**Set task**
Write out the entries below once more, exactly, with the pictures left out.

**Entries provided**
-=-=-

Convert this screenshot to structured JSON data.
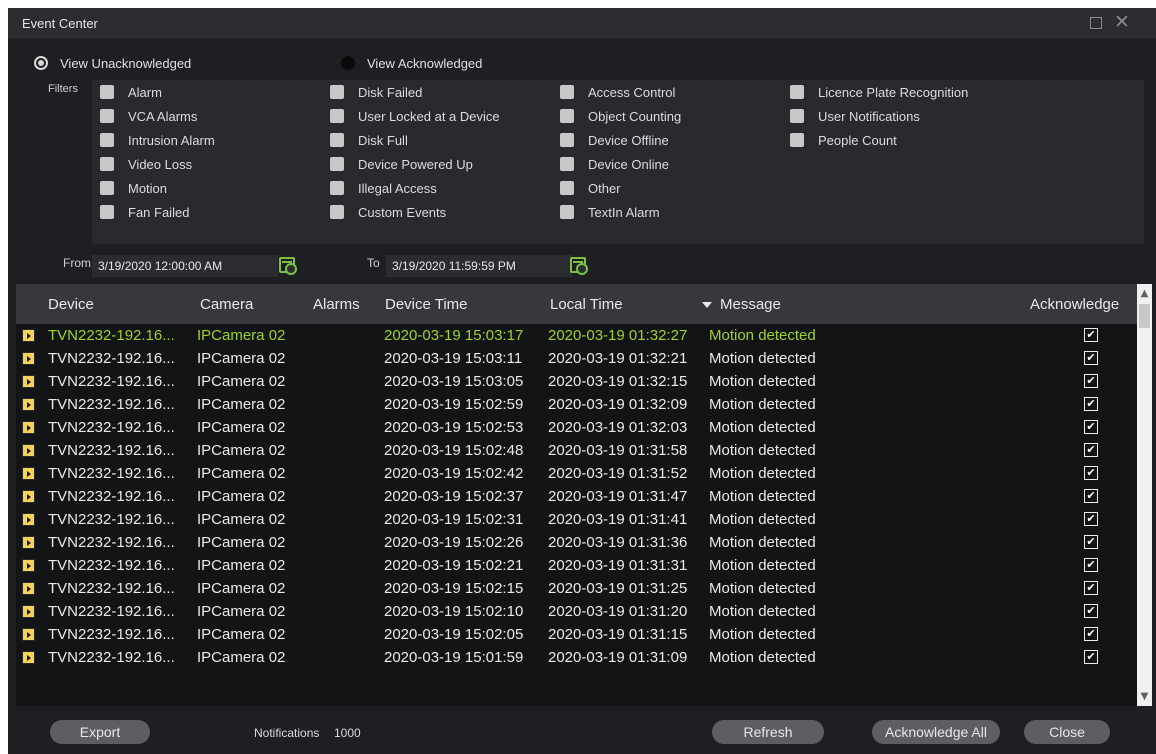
{
  "window": {
    "title": "Event Center"
  },
  "view_options": {
    "unacknowledged": "View Unacknowledged",
    "acknowledged": "View Acknowledged"
  },
  "filters_label": "Filters",
  "filter_columns": [
    [
      "Alarm",
      "VCA Alarms",
      "Intrusion Alarm",
      "Video Loss",
      "Motion",
      "Fan Failed"
    ],
    [
      "Disk Failed",
      "User Locked at a Device",
      "Disk Full",
      "Device Powered Up",
      "Illegal Access",
      "Custom Events"
    ],
    [
      "Access Control",
      "Object Counting",
      "Device Offline",
      "Device Online",
      "Other",
      "TextIn Alarm"
    ],
    [
      "Licence Plate Recognition",
      "User Notifications",
      "People Count"
    ]
  ],
  "date_range": {
    "from_label": "From",
    "from_value": "3/19/2020 12:00:00 AM",
    "to_label": "To",
    "to_value": "3/19/2020 11:59:59 PM"
  },
  "table": {
    "columns": [
      "Device",
      "Camera",
      "Alarms",
      "Device Time",
      "Local Time",
      "Message",
      "Acknowledge"
    ],
    "sort_column": "Local Time",
    "rows": [
      {
        "device": "TVN2232-192.16...",
        "camera": "IPCamera 02",
        "alarms": "",
        "device_time": "2020-03-19 15:03:17",
        "local_time": "2020-03-19 01:32:27",
        "message": "Motion detected",
        "ack": "✔"
      },
      {
        "device": "TVN2232-192.16...",
        "camera": "IPCamera 02",
        "alarms": "",
        "device_time": "2020-03-19 15:03:11",
        "local_time": "2020-03-19 01:32:21",
        "message": "Motion detected",
        "ack": "✔"
      },
      {
        "device": "TVN2232-192.16...",
        "camera": "IPCamera 02",
        "alarms": "",
        "device_time": "2020-03-19 15:03:05",
        "local_time": "2020-03-19 01:32:15",
        "message": "Motion detected",
        "ack": "✔"
      },
      {
        "device": "TVN2232-192.16...",
        "camera": "IPCamera 02",
        "alarms": "",
        "device_time": "2020-03-19 15:02:59",
        "local_time": "2020-03-19 01:32:09",
        "message": "Motion detected",
        "ack": "✔"
      },
      {
        "device": "TVN2232-192.16...",
        "camera": "IPCamera 02",
        "alarms": "",
        "device_time": "2020-03-19 15:02:53",
        "local_time": "2020-03-19 01:32:03",
        "message": "Motion detected",
        "ack": "✔"
      },
      {
        "device": "TVN2232-192.16...",
        "camera": "IPCamera 02",
        "alarms": "",
        "device_time": "2020-03-19 15:02:48",
        "local_time": "2020-03-19 01:31:58",
        "message": "Motion detected",
        "ack": "✔"
      },
      {
        "device": "TVN2232-192.16...",
        "camera": "IPCamera 02",
        "alarms": "",
        "device_time": "2020-03-19 15:02:42",
        "local_time": "2020-03-19 01:31:52",
        "message": "Motion detected",
        "ack": "✔"
      },
      {
        "device": "TVN2232-192.16...",
        "camera": "IPCamera 02",
        "alarms": "",
        "device_time": "2020-03-19 15:02:37",
        "local_time": "2020-03-19 01:31:47",
        "message": "Motion detected",
        "ack": "✔"
      },
      {
        "device": "TVN2232-192.16...",
        "camera": "IPCamera 02",
        "alarms": "",
        "device_time": "2020-03-19 15:02:31",
        "local_time": "2020-03-19 01:31:41",
        "message": "Motion detected",
        "ack": "✔"
      },
      {
        "device": "TVN2232-192.16...",
        "camera": "IPCamera 02",
        "alarms": "",
        "device_time": "2020-03-19 15:02:26",
        "local_time": "2020-03-19 01:31:36",
        "message": "Motion detected",
        "ack": "✔"
      },
      {
        "device": "TVN2232-192.16...",
        "camera": "IPCamera 02",
        "alarms": "",
        "device_time": "2020-03-19 15:02:21",
        "local_time": "2020-03-19 01:31:31",
        "message": "Motion detected",
        "ack": "✔"
      },
      {
        "device": "TVN2232-192.16...",
        "camera": "IPCamera 02",
        "alarms": "",
        "device_time": "2020-03-19 15:02:15",
        "local_time": "2020-03-19 01:31:25",
        "message": "Motion detected",
        "ack": "✔"
      },
      {
        "device": "TVN2232-192.16...",
        "camera": "IPCamera 02",
        "alarms": "",
        "device_time": "2020-03-19 15:02:10",
        "local_time": "2020-03-19 01:31:20",
        "message": "Motion detected",
        "ack": "✔"
      },
      {
        "device": "TVN2232-192.16...",
        "camera": "IPCamera 02",
        "alarms": "",
        "device_time": "2020-03-19 15:02:05",
        "local_time": "2020-03-19 01:31:15",
        "message": "Motion detected",
        "ack": "✔"
      },
      {
        "device": "TVN2232-192.16...",
        "camera": "IPCamera 02",
        "alarms": "",
        "device_time": "2020-03-19 15:01:59",
        "local_time": "2020-03-19 01:31:09",
        "message": "Motion detected",
        "ack": "✔"
      }
    ]
  },
  "footer": {
    "export": "Export",
    "notifications_label": "Notifications",
    "notifications_count": "1000",
    "refresh": "Refresh",
    "acknowledge_all": "Acknowledge All",
    "close": "Close"
  },
  "colors": {
    "selected_row_text": "#9fd32c",
    "calendar_icon": "#7cc242",
    "row_icon": "#f5d25a"
  },
  "icons": {
    "row": "video-clip-icon",
    "calendar": "calendar-clock-icon",
    "sort": "sort-down-icon"
  }
}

-=-=-

**Problem solution**
Convert this screenshot to structured JSON data.
{
  "window": {
    "title": "Event Center"
  },
  "view_options": {
    "unacknowledged": "View Unacknowledged",
    "acknowledged": "View Acknowledged"
  },
  "filters_label": "Filters",
  "filter_columns": [
    [
      "Alarm",
      "VCA Alarms",
      "Intrusion Alarm",
      "Video Loss",
      "Motion",
      "Fan Failed"
    ],
    [
      "Disk Failed",
      "User Locked at a Device",
      "Disk Full",
      "Device Powered Up",
      "Illegal Access",
      "Custom Events"
    ],
    [
      "Access Control",
      "Object Counting",
      "Device Offline",
      "Device Online",
      "Other",
      "TextIn Alarm"
    ],
    [
      "Licence Plate Recognition",
      "User Notifications",
      "People Count"
    ]
  ],
  "date_range": {
    "from_label": "From",
    "from_value": "3/19/2020 12:00:00 AM",
    "to_label": "To",
    "to_value": "3/19/2020 11:59:59 PM"
  },
  "table": {
    "columns": [
      "Device",
      "Camera",
      "Alarms",
      "Device Time",
      "Local Time",
      "Message",
      "Acknowledge"
    ],
    "sort_column": "Local Time",
    "rows": [
      {
        "device": "TVN2232-192.16...",
        "camera": "IPCamera 02",
        "alarms": "",
        "device_time": "2020-03-19 15:03:17",
        "local_time": "2020-03-19 01:32:27",
        "message": "Motion detected",
        "ack": "✔"
      },
      {
        "device": "TVN2232-192.16...",
        "camera": "IPCamera 02",
        "alarms": "",
        "device_time": "2020-03-19 15:03:11",
        "local_time": "2020-03-19 01:32:21",
        "message": "Motion detected",
        "ack": "✔"
      },
      {
        "device": "TVN2232-192.16...",
        "camera": "IPCamera 02",
        "alarms": "",
        "device_time": "2020-03-19 15:03:05",
        "local_time": "2020-03-19 01:32:15",
        "message": "Motion detected",
        "ack": "✔"
      },
      {
        "device": "TVN2232-192.16...",
        "camera": "IPCamera 02",
        "alarms": "",
        "device_time": "2020-03-19 15:02:59",
        "local_time": "2020-03-19 01:32:09",
        "message": "Motion detected",
        "ack": "✔"
      },
      {
        "device": "TVN2232-192.16...",
        "camera": "IPCamera 02",
        "alarms": "",
        "device_time": "2020-03-19 15:02:53",
        "local_time": "2020-03-19 01:32:03",
        "message": "Motion detected",
        "ack": "✔"
      },
      {
        "device": "TVN2232-192.16...",
        "camera": "IPCamera 02",
        "alarms": "",
        "device_time": "2020-03-19 15:02:48",
        "local_time": "2020-03-19 01:31:58",
        "message": "Motion detected",
        "ack": "✔"
      },
      {
        "device": "TVN2232-192.16...",
        "camera": "IPCamera 02",
        "alarms": "",
        "device_time": "2020-03-19 15:02:42",
        "local_time": "2020-03-19 01:31:52",
        "message": "Motion detected",
        "ack": "✔"
      },
      {
        "device": "TVN2232-192.16...",
        "camera": "IPCamera 02",
        "alarms": "",
        "device_time": "2020-03-19 15:02:37",
        "local_time": "2020-03-19 01:31:47",
        "message": "Motion detected",
        "ack": "✔"
      },
      {
        "device": "TVN2232-192.16...",
        "camera": "IPCamera 02",
        "alarms": "",
        "device_time": "2020-03-19 15:02:31",
        "local_time": "2020-03-19 01:31:41",
        "message": "Motion detected",
        "ack": "✔"
      },
      {
        "device": "TVN2232-192.16...",
        "camera": "IPCamera 02",
        "alarms": "",
        "device_time": "2020-03-19 15:02:26",
        "local_time": "2020-03-19 01:31:36",
        "message": "Motion detected",
        "ack": "✔"
      },
      {
        "device": "TVN2232-192.16...",
        "camera": "IPCamera 02",
        "alarms": "",
        "device_time": "2020-03-19 15:02:21",
        "local_time": "2020-03-19 01:31:31",
        "message": "Motion detected",
        "ack": "✔"
      },
      {
        "device": "TVN2232-192.16...",
        "camera": "IPCamera 02",
        "alarms": "",
        "device_time": "2020-03-19 15:02:15",
        "local_time": "2020-03-19 01:31:25",
        "message": "Motion detected",
        "ack": "✔"
      },
      {
        "device": "TVN2232-192.16...",
        "camera": "IPCamera 02",
        "alarms": "",
        "device_time": "2020-03-19 15:02:10",
        "local_time": "2020-03-19 01:31:20",
        "message": "Motion detected",
        "ack": "✔"
      },
      {
        "device": "TVN2232-192.16...",
        "camera": "IPCamera 02",
        "alarms": "",
        "device_time": "2020-03-19 15:02:05",
        "local_time": "2020-03-19 01:31:15",
        "message": "Motion detected",
        "ack": "✔"
      },
      {
        "device": "TVN2232-192.16...",
        "camera": "IPCamera 02",
        "alarms": "",
        "device_time": "2020-03-19 15:01:59",
        "local_time": "2020-03-19 01:31:09",
        "message": "Motion detected",
        "ack": "✔"
      }
    ]
  },
  "footer": {
    "export": "Export",
    "notifications_label": "Notifications",
    "notifications_count": "1000",
    "refresh": "Refresh",
    "acknowledge_all": "Acknowledge All",
    "close": "Close"
  },
  "colors": {
    "selected_row_text": "#9fd32c",
    "calendar_icon": "#7cc242",
    "row_icon": "#f5d25a"
  },
  "icons": {
    "row": "video-clip-icon",
    "calendar": "calendar-clock-icon",
    "sort": "sort-down-icon"
  }
}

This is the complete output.